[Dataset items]
────────
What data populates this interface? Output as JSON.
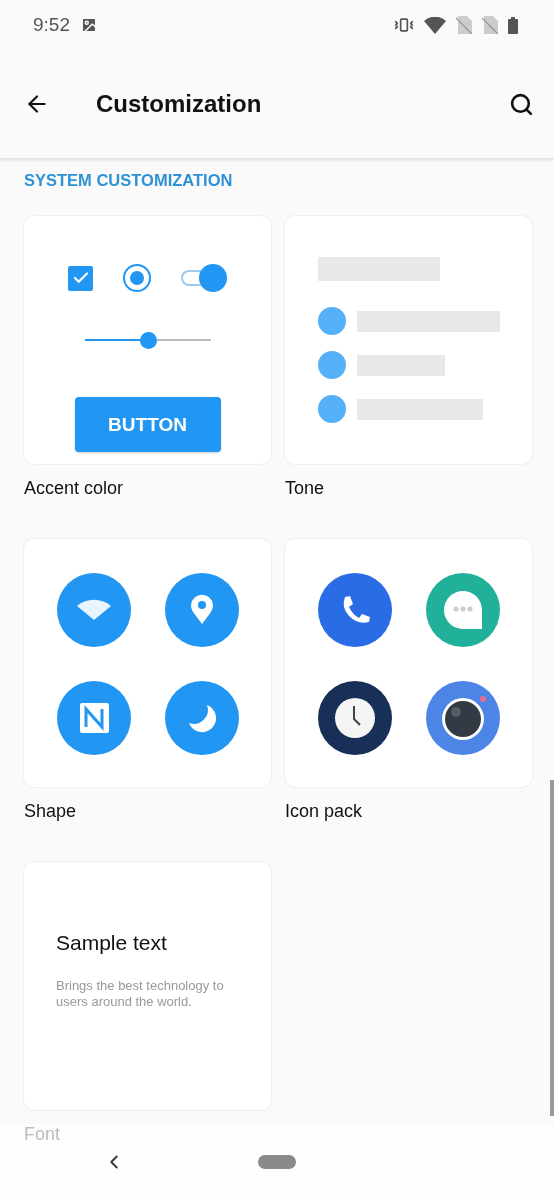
{
  "status_bar": {
    "time": "9:52"
  },
  "app_bar": {
    "title": "Customization"
  },
  "section": {
    "title": "SYSTEM CUSTOMIZATION"
  },
  "cards": [
    {
      "kind": "accent",
      "label": "Accent color",
      "preview": {
        "checkbox": {
          "checked": true
        },
        "radio": {
          "selected": true
        },
        "switch": {
          "on": true
        },
        "slider": {
          "level": 0.5
        },
        "button": {
          "label": "BUTTON"
        }
      }
    },
    {
      "kind": "tone",
      "label": "Tone"
    },
    {
      "kind": "shape",
      "label": "Shape"
    },
    {
      "kind": "icons",
      "label": "Icon pack"
    },
    {
      "kind": "font",
      "label": "Font",
      "sample": "Sample text",
      "description": "Brings the best technology to users around the world."
    }
  ]
}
────────
■ THE REQUEST
Whenever "title" turns up in a line, pick that line out.

■ THE OUTPUT
    "title": "Customization"
    "title": "SYSTEM CUSTOMIZATION"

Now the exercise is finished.